_Material supplied:_
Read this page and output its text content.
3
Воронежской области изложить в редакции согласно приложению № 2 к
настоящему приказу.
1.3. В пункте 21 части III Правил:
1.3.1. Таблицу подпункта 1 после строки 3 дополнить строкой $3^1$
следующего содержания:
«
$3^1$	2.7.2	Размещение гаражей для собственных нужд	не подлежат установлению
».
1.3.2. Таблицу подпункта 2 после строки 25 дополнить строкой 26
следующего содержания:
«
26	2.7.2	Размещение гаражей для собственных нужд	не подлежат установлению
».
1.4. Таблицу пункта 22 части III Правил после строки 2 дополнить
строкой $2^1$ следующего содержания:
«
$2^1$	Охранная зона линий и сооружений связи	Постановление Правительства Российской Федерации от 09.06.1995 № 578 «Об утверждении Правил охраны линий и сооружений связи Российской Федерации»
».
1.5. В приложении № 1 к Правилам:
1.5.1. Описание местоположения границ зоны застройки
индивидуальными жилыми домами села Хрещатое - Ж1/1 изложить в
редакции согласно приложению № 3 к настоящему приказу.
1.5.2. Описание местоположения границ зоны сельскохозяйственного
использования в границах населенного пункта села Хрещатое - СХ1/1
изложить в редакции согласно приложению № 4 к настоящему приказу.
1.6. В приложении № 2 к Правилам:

_Work instructions:_
Go through the records and print each one exactly.

_Expected output:_
Read this page and output its text content.
3
Воронежской области изложить в редакции согласно приложению № 2 к
настоящему приказу.
1.3. В пункте 21 части III Правил:
1.3.1. Таблицу подпункта 1 после строки 3 дополнить строкой $3^1$
следующего содержания:
«
$3^1$	2.7.2	Размещение гаражей для собственных нужд	не подлежат установлению
».
1.3.2. Таблицу подпункта 2 после строки 25 дополнить строкой 26
следующего содержания:
«
26	2.7.2	Размещение гаражей для собственных нужд	не подлежат установлению
».
1.4. Таблицу пункта 22 части III Правил после строки 2 дополнить
строкой $2^1$ следующего содержания:
«
$2^1$	Охранная зона линий и сооружений связи	Постановление Правительства Российской Федерации от 09.06.1995 № 578 «Об утверждении Правил охраны линий и сооружений связи Российской Федерации»
».
1.5. В приложении № 1 к Правилам:
1.5.1. Описание местоположения границ зоны застройки
индивидуальными жилыми домами села Хрещатое - Ж1/1 изложить в
редакции согласно приложению № 3 к настоящему приказу.
1.5.2. Описание местоположения границ зоны сельскохозяйственного
использования в границах населенного пункта села Хрещатое - СХ1/1
изложить в редакции согласно приложению № 4 к настоящему приказу.
1.6. В приложении № 2 к Правилам:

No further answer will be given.